## REQUIRED WORK:
Quote every line below exactly as it reads.

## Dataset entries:
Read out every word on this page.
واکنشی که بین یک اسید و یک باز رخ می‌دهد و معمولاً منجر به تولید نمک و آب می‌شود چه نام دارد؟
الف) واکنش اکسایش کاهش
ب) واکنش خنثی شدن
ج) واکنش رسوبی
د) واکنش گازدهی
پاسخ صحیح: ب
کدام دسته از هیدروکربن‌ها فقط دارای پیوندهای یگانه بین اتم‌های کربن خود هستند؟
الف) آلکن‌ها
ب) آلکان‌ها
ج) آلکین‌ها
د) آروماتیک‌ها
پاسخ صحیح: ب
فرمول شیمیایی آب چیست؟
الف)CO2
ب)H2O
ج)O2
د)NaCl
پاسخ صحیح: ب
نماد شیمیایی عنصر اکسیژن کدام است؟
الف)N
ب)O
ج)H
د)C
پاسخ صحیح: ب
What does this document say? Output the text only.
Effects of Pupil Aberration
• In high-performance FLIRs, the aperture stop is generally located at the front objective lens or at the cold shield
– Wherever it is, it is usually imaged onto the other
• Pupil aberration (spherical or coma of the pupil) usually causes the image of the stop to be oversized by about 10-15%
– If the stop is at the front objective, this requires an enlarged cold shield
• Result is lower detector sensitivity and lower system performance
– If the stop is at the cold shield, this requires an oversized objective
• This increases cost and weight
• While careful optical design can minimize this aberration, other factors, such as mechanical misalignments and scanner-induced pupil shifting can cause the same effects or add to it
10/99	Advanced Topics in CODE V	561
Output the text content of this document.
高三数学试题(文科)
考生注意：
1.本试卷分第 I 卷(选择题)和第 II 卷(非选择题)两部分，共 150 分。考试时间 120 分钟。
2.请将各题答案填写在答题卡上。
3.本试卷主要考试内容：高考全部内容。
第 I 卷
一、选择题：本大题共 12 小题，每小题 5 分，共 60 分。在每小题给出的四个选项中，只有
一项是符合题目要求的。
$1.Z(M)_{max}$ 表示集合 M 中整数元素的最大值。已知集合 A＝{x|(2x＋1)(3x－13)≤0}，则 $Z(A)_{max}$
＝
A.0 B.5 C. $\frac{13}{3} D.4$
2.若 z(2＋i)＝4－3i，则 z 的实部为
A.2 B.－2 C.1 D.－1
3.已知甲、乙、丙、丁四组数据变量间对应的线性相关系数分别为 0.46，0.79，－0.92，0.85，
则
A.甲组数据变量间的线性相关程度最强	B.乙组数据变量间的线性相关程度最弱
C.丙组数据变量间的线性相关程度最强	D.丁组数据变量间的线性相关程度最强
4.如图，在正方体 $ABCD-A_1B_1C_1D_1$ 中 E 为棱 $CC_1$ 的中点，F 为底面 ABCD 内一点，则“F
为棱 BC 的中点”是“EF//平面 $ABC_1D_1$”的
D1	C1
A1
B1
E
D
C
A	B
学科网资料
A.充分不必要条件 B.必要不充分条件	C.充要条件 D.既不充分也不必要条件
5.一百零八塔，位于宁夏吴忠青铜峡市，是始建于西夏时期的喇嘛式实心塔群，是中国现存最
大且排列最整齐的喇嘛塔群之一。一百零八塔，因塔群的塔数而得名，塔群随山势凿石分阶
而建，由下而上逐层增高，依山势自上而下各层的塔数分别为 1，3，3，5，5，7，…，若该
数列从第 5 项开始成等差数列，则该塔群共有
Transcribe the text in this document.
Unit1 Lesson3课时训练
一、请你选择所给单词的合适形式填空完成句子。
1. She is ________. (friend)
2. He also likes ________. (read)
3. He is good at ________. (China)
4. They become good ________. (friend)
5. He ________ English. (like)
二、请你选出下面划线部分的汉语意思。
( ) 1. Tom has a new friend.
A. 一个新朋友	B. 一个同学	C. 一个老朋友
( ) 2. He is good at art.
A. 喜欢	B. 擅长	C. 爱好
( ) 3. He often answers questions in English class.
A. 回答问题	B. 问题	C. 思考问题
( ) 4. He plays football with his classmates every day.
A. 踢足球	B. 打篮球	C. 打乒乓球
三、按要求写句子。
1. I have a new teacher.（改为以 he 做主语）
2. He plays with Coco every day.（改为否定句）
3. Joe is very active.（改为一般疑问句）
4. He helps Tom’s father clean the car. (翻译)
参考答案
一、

## OUTPUT FOR THIS EXERCISE:
Read out every word on this page.
واکنشی که بین یک اسید و یک باز رخ می‌دهد و معمولاً منجر به تولید نمک و آب می‌شود چه نام دارد؟
الف) واکنش اکسایش کاهش
ب) واکنش خنثی شدن
ج) واکنش رسوبی
د) واکنش گازدهی
پاسخ صحیح: ب
کدام دسته از هیدروکربن‌ها فقط دارای پیوندهای یگانه بین اتم‌های کربن خود هستند؟
الف) آلکن‌ها
ب) آلکان‌ها
ج) آلکین‌ها
د) آروماتیک‌ها
پاسخ صحیح: ب
فرمول شیمیایی آب چیست؟
الف)CO2
ب)H2O
ج)O2
د)NaCl
پاسخ صحیح: ب
نماد شیمیایی عنصر اکسیژن کدام است؟
الف)N
ب)O
ج)H
د)C
پاسخ صحیح: ب
What does this document say? Output the text only.
Effects of Pupil Aberration
• In high-performance FLIRs, the aperture stop is generally located at the front objective lens or at the cold shield
– Wherever it is, it is usually imaged onto the other
• Pupil aberration (spherical or coma of the pupil) usually causes the image of the stop to be oversized by about 10-15%
– If the stop is at the front objective, this requires an enlarged cold shield
• Result is lower detector sensitivity and lower system performance
– If the stop is at the cold shield, this requires an oversized objective
• This increases cost and weight
• While careful optical design can minimize this aberration, other factors, such as mechanical misalignments and scanner-induced pupil shifting can cause the same effects or add to it
10/99	Advanced Topics in CODE V	561
Output the text content of this document.
高三数学试题(文科)
考生注意：
1.本试卷分第 I 卷(选择题)和第 II 卷(非选择题)两部分，共 150 分。考试时间 120 分钟。
2.请将各题答案填写在答题卡上。
3.本试卷主要考试内容：高考全部内容。
第 I 卷
一、选择题：本大题共 12 小题，每小题 5 分，共 60 分。在每小题给出的四个选项中，只有
一项是符合题目要求的。
$1.Z(M)_{max}$ 表示集合 M 中整数元素的最大值。已知集合 A＝{x|(2x＋1)(3x－13)≤0}，则 $Z(A)_{max}$
＝
A.0 B.5 C. $\frac{13}{3} D.4$
2.若 z(2＋i)＝4－3i，则 z 的实部为
A.2 B.－2 C.1 D.－1
3.已知甲、乙、丙、丁四组数据变量间对应的线性相关系数分别为 0.46，0.79，－0.92，0.85，
则
A.甲组数据变量间的线性相关程度最强	B.乙组数据变量间的线性相关程度最弱
C.丙组数据变量间的线性相关程度最强	D.丁组数据变量间的线性相关程度最强
4.如图，在正方体 $ABCD-A_1B_1C_1D_1$ 中 E 为棱 $CC_1$ 的中点，F 为底面 ABCD 内一点，则“F
为棱 BC 的中点”是“EF//平面 $ABC_1D_1$”的
D1	C1
A1
B1
E
D
C
A	B
学科网资料
A.充分不必要条件 B.必要不充分条件	C.充要条件 D.既不充分也不必要条件
5.一百零八塔，位于宁夏吴忠青铜峡市，是始建于西夏时期的喇嘛式实心塔群，是中国现存最
大且排列最整齐的喇嘛塔群之一。一百零八塔，因塔群的塔数而得名，塔群随山势凿石分阶
而建，由下而上逐层增高，依山势自上而下各层的塔数分别为 1，3，3，5，5，7，…，若该
数列从第 5 项开始成等差数列，则该塔群共有
Transcribe the text in this document.
Unit1 Lesson3课时训练
一、请你选择所给单词的合适形式填空完成句子。
1. She is ________. (friend)
2. He also likes ________. (read)
3. He is good at ________. (China)
4. They become good ________. (friend)
5. He ________ English. (like)
二、请你选出下面划线部分的汉语意思。
( ) 1. Tom has a new friend.
A. 一个新朋友	B. 一个同学	C. 一个老朋友
( ) 2. He is good at art.
A. 喜欢	B. 擅长	C. 爱好
( ) 3. He often answers questions in English class.
A. 回答问题	B. 问题	C. 思考问题
( ) 4. He plays football with his classmates every day.
A. 踢足球	B. 打篮球	C. 打乒乓球
三、按要求写句子。
1. I have a new teacher.（改为以 he 做主语）
2. He plays with Coco every day.（改为否定句）
3. Joe is very active.（改为一般疑问句）
4. He helps Tom’s father clean the car. (翻译)
参考答案
一、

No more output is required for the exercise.